[INSTRUCTIONS TO FOLLOW]:
Copy out every line in which the string "title" occurs.

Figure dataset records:

━━━━━━

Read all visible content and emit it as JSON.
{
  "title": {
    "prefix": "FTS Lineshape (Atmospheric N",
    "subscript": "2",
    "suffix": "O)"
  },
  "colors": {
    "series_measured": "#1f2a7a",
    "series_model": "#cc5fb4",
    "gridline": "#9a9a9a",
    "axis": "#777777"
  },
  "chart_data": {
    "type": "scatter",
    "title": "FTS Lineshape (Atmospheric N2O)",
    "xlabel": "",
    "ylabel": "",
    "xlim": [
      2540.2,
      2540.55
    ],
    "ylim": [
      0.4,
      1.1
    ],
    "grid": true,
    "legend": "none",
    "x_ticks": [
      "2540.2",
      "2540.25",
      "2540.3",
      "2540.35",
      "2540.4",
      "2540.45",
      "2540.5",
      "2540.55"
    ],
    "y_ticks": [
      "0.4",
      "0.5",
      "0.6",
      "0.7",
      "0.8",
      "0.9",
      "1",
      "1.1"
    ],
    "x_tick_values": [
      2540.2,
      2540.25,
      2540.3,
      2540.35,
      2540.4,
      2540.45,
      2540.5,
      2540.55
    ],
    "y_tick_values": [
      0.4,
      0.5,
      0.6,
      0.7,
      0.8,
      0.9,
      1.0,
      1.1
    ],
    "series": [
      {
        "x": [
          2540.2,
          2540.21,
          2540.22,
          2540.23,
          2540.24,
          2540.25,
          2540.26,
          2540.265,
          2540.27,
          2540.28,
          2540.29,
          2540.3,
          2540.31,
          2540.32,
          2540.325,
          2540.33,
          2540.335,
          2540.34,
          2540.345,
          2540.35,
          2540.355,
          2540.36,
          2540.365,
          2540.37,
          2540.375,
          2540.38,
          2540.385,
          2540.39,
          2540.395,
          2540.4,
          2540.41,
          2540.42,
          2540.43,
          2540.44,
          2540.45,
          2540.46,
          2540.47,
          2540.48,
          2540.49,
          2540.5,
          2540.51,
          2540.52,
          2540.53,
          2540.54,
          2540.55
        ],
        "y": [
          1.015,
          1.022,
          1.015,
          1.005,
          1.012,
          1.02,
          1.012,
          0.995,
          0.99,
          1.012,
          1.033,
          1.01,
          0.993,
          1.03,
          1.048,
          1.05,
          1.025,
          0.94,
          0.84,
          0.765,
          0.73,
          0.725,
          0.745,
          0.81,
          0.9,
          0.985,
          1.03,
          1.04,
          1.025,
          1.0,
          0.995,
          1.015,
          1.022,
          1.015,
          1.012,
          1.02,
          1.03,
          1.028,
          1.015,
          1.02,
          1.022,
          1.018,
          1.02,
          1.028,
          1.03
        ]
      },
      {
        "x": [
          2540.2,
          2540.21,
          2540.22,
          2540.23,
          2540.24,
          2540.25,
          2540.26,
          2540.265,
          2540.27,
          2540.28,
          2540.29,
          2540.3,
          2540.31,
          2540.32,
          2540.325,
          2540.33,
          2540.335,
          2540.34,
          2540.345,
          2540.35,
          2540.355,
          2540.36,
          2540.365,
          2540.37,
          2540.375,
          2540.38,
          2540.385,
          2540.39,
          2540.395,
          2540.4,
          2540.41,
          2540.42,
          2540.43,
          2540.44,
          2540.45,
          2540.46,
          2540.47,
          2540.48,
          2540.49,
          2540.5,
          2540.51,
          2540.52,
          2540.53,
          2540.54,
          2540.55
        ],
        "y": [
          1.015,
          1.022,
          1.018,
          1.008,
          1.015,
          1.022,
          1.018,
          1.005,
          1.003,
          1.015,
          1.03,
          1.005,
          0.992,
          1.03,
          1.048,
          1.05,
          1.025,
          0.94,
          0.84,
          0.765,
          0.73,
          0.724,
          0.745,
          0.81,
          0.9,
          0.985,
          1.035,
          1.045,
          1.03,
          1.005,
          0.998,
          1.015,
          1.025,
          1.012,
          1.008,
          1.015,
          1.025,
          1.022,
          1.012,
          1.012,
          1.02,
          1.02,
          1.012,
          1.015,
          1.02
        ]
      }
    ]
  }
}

━━━━━━

[RESPONSE TO THE TASK]:
  "title": {
    "title": "FTS Lineshape (Atmospheric N2O)",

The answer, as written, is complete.